» **Stated task**
Update the lines from the line containing "col-header: A bbox=[405, 565, 514, 616]" through the line containing "cell: X5 bbox=[227, 935, 333, 969]" by replacing "col-header" with "column-header", leaving all else unchanged, and return only those lines.

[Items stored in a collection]
·····

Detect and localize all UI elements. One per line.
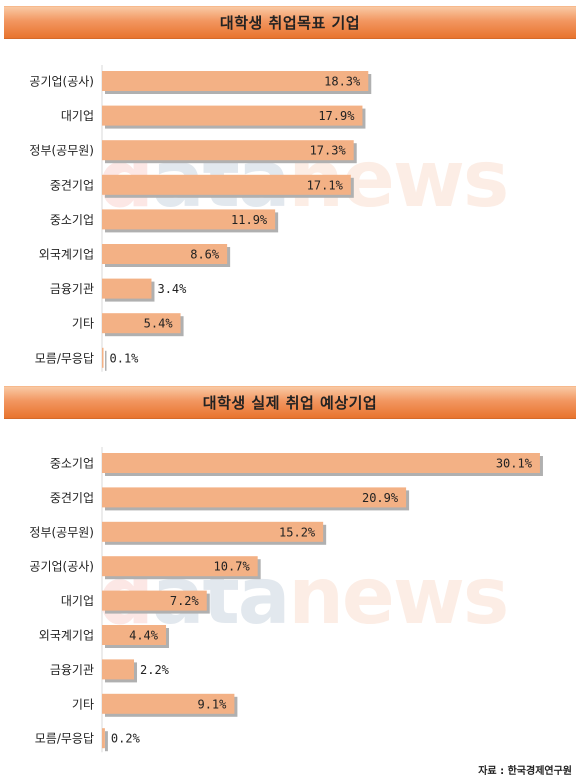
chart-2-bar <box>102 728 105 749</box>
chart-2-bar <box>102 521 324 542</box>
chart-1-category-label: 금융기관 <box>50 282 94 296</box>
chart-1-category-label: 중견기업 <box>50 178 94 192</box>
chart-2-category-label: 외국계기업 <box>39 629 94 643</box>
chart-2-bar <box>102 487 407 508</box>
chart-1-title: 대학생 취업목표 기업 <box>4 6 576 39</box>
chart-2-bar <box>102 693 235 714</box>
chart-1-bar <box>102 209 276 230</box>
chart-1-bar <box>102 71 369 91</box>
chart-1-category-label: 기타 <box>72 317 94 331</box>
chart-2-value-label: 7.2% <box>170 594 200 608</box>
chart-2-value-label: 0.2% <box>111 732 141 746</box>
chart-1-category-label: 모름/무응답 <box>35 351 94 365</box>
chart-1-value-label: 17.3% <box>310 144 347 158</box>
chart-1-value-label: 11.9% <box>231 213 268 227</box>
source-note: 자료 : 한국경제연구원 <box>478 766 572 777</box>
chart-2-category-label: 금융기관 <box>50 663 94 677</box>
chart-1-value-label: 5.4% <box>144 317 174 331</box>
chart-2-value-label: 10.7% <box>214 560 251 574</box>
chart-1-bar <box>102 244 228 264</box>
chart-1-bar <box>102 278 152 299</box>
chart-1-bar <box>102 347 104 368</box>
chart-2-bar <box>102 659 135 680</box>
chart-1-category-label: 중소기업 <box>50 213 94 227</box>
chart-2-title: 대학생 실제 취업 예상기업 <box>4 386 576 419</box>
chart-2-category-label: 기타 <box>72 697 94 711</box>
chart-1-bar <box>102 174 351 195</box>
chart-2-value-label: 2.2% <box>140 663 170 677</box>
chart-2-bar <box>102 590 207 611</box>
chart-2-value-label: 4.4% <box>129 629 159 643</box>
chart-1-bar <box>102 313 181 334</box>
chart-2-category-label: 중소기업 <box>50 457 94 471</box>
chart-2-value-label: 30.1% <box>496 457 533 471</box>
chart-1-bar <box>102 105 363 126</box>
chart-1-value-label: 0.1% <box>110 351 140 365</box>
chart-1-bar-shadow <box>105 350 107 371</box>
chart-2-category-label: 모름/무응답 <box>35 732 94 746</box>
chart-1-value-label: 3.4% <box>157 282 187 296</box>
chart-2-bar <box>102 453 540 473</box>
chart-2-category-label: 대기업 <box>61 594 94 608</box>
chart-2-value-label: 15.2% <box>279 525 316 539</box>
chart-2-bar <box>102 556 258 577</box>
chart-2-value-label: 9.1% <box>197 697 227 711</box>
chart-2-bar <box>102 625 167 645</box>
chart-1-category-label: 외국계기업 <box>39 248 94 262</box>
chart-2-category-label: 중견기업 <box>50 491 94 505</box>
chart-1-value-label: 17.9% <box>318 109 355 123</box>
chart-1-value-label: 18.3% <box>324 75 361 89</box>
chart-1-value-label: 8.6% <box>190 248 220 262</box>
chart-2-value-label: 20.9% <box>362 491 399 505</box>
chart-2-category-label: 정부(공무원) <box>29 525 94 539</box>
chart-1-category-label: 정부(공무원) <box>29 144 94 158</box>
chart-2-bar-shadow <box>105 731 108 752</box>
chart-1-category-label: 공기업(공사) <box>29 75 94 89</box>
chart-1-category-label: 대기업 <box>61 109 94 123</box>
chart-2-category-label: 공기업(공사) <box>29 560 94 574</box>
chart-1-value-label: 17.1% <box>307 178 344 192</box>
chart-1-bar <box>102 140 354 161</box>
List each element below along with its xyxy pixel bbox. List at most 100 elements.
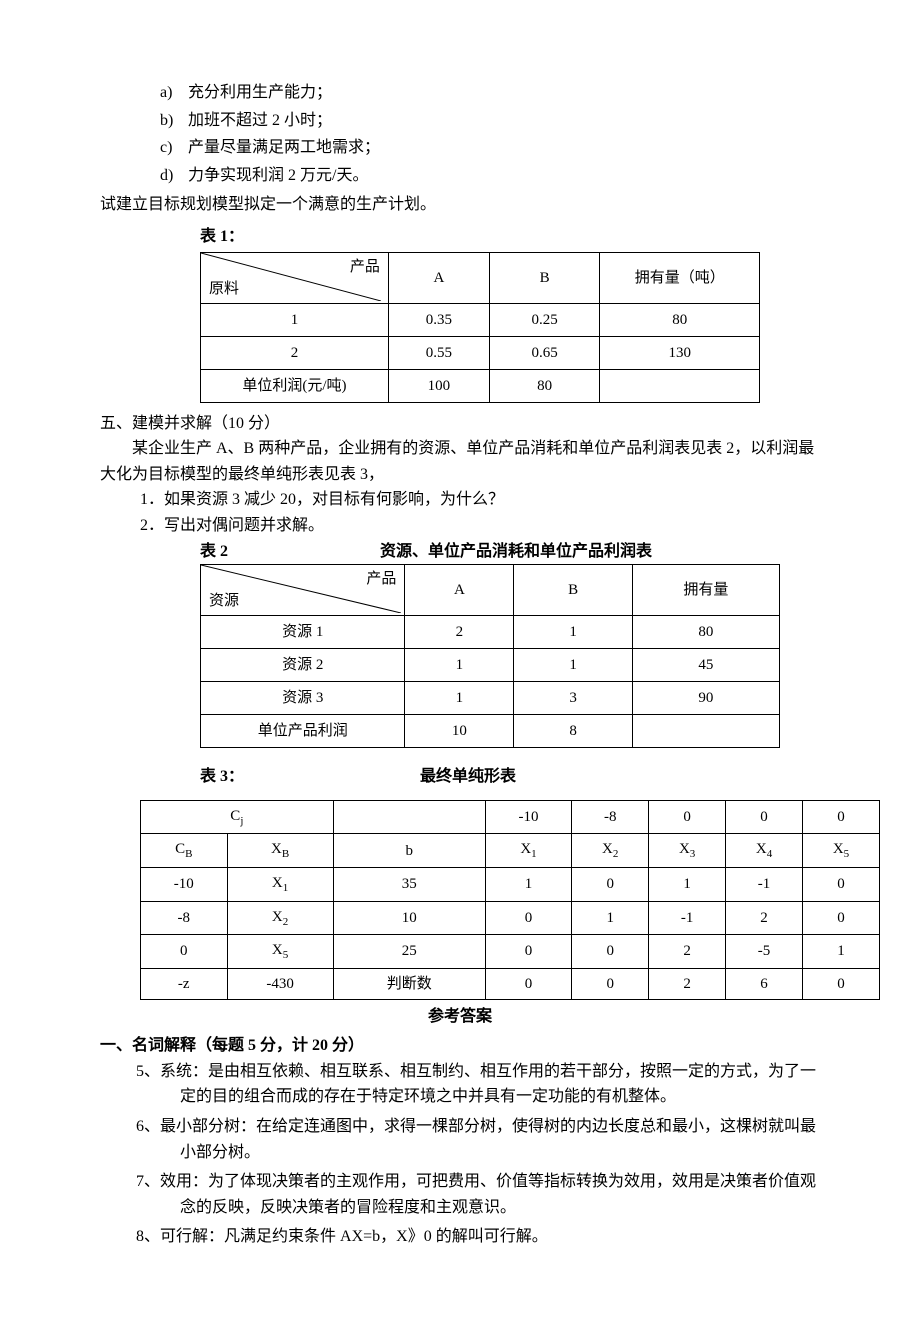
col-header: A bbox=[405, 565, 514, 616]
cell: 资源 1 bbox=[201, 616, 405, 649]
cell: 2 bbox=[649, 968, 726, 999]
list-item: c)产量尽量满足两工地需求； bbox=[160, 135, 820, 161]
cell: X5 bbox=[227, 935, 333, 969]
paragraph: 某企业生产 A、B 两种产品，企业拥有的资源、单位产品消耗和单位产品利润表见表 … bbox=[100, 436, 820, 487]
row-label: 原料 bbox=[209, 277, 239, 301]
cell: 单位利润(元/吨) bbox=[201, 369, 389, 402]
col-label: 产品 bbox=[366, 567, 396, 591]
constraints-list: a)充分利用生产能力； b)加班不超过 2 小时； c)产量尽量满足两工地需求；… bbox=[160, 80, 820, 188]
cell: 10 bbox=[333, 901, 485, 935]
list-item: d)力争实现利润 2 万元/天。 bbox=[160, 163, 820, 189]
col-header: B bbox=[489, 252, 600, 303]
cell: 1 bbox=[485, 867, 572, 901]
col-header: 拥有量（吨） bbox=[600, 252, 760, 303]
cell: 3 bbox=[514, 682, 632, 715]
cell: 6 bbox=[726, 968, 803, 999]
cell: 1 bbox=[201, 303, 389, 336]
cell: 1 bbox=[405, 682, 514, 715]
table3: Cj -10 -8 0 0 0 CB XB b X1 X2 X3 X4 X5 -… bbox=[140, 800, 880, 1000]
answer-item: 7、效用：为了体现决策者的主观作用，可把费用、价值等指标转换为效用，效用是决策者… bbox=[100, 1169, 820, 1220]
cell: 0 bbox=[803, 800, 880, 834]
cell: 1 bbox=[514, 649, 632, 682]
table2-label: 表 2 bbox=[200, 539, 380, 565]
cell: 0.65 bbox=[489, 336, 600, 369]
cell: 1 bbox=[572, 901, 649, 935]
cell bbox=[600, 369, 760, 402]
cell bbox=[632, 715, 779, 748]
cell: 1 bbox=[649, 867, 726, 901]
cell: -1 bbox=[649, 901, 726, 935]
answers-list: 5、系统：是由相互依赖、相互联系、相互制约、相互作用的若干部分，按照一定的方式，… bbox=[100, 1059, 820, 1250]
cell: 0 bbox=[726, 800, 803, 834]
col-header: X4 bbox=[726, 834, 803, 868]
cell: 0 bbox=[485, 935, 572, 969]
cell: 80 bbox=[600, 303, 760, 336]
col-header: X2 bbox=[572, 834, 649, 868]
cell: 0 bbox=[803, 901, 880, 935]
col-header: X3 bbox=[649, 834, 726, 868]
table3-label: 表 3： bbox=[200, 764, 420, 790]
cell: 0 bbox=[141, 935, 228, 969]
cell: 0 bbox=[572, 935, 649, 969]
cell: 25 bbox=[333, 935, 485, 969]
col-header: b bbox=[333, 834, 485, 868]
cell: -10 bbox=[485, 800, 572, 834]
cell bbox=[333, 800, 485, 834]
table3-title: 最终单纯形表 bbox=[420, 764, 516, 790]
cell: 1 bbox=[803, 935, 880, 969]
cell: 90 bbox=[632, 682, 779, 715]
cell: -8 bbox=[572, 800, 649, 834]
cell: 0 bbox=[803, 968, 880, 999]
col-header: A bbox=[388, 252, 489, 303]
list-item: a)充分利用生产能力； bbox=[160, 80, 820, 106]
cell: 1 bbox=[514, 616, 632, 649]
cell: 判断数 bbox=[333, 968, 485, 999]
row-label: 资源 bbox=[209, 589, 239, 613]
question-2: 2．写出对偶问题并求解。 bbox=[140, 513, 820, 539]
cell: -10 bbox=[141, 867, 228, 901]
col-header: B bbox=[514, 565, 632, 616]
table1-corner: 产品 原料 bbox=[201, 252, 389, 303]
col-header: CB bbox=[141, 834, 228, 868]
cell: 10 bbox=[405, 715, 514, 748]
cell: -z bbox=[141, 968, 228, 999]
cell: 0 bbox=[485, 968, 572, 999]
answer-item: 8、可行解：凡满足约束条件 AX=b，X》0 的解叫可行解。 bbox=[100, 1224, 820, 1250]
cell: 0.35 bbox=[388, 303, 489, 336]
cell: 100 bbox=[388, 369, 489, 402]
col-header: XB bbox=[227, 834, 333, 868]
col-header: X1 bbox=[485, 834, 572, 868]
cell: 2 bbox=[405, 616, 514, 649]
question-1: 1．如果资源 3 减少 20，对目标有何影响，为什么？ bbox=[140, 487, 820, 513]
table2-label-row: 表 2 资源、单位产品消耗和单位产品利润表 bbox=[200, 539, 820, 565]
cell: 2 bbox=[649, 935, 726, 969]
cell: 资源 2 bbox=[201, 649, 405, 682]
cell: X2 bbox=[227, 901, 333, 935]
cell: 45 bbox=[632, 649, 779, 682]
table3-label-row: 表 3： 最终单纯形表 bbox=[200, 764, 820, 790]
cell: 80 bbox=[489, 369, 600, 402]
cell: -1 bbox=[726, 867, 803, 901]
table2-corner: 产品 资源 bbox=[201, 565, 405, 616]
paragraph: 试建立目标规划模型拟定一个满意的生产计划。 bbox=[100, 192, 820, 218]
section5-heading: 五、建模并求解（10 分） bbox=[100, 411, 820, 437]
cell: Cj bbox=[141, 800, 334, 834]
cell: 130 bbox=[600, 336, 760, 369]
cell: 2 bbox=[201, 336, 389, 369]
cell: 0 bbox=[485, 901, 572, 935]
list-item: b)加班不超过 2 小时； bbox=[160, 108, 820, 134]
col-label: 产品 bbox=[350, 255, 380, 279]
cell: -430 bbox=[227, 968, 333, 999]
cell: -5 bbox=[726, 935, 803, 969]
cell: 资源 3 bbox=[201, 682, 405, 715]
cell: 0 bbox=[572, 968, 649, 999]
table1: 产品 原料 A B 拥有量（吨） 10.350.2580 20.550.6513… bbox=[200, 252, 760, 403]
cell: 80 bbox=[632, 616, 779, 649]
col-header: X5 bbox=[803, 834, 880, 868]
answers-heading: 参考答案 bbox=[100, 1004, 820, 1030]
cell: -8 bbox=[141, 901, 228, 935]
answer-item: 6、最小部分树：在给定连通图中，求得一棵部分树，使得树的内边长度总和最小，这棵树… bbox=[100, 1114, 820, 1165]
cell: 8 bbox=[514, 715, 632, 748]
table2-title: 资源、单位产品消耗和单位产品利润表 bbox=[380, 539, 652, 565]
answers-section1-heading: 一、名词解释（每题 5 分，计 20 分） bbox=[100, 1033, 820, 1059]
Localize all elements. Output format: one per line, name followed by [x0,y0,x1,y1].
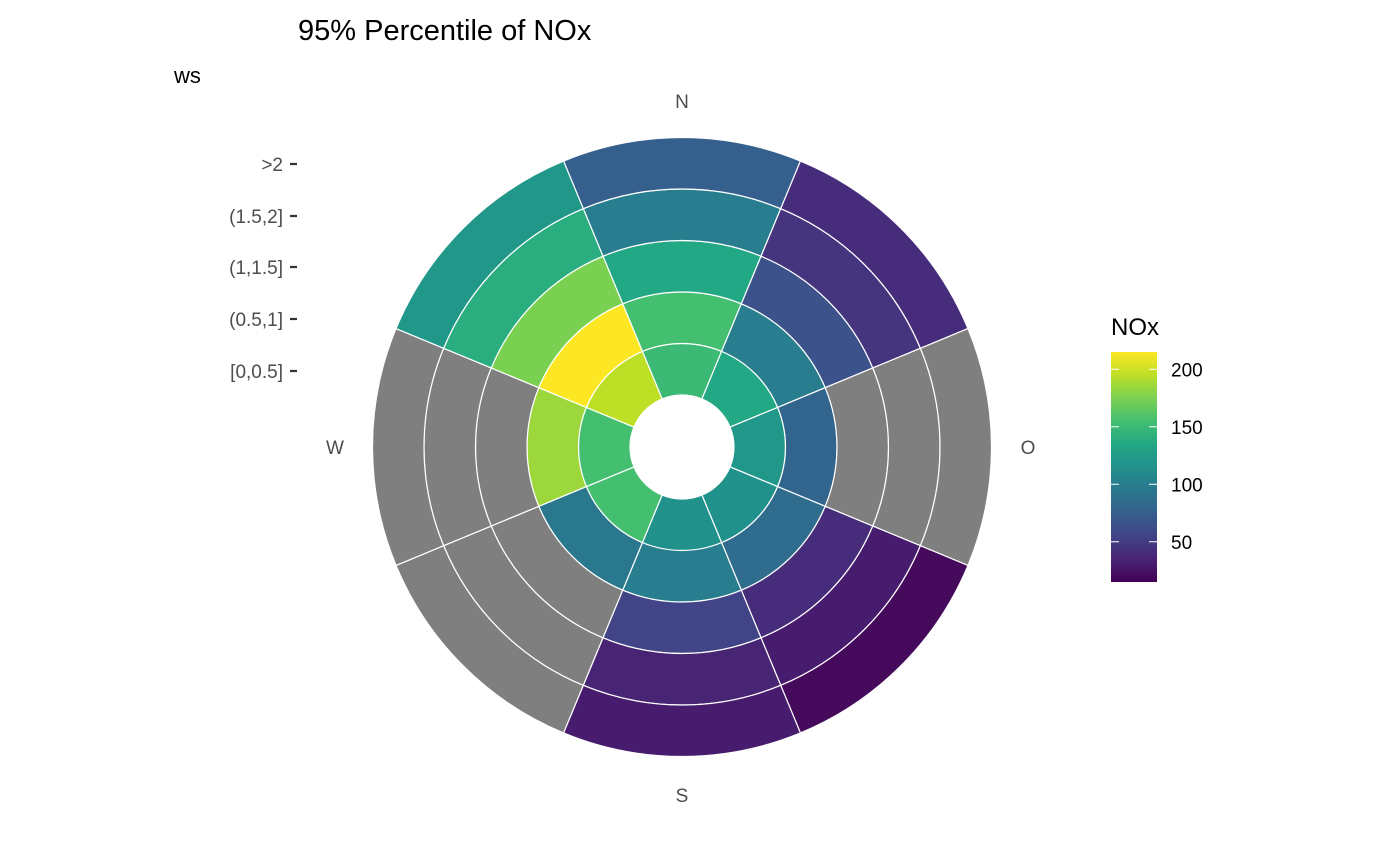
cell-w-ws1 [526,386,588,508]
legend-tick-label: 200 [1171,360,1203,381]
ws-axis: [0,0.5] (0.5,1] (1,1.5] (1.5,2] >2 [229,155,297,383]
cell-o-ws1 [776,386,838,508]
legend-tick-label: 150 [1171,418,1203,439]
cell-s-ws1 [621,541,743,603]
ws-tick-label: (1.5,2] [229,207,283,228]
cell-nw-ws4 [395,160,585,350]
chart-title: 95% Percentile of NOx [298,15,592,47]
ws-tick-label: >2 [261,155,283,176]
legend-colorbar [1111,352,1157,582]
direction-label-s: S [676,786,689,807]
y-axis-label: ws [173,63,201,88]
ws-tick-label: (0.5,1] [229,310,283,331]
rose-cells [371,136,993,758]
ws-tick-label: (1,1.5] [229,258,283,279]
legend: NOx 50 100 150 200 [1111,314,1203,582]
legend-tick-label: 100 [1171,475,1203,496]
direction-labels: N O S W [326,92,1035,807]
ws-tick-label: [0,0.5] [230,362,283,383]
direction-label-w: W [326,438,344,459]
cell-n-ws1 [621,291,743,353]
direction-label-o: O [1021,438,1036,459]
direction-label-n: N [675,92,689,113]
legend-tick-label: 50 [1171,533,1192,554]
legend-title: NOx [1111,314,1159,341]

·····

» **Solved exercise**
column-header: A bbox=[405, 565, 514, 616]
cell: 资源 1 bbox=[201, 616, 405, 649]
cell: 2 bbox=[649, 968, 726, 999]
list-item: c)产量尽量满足两工地需求； bbox=[160, 135, 820, 161]
cell: X5 bbox=[227, 935, 333, 969]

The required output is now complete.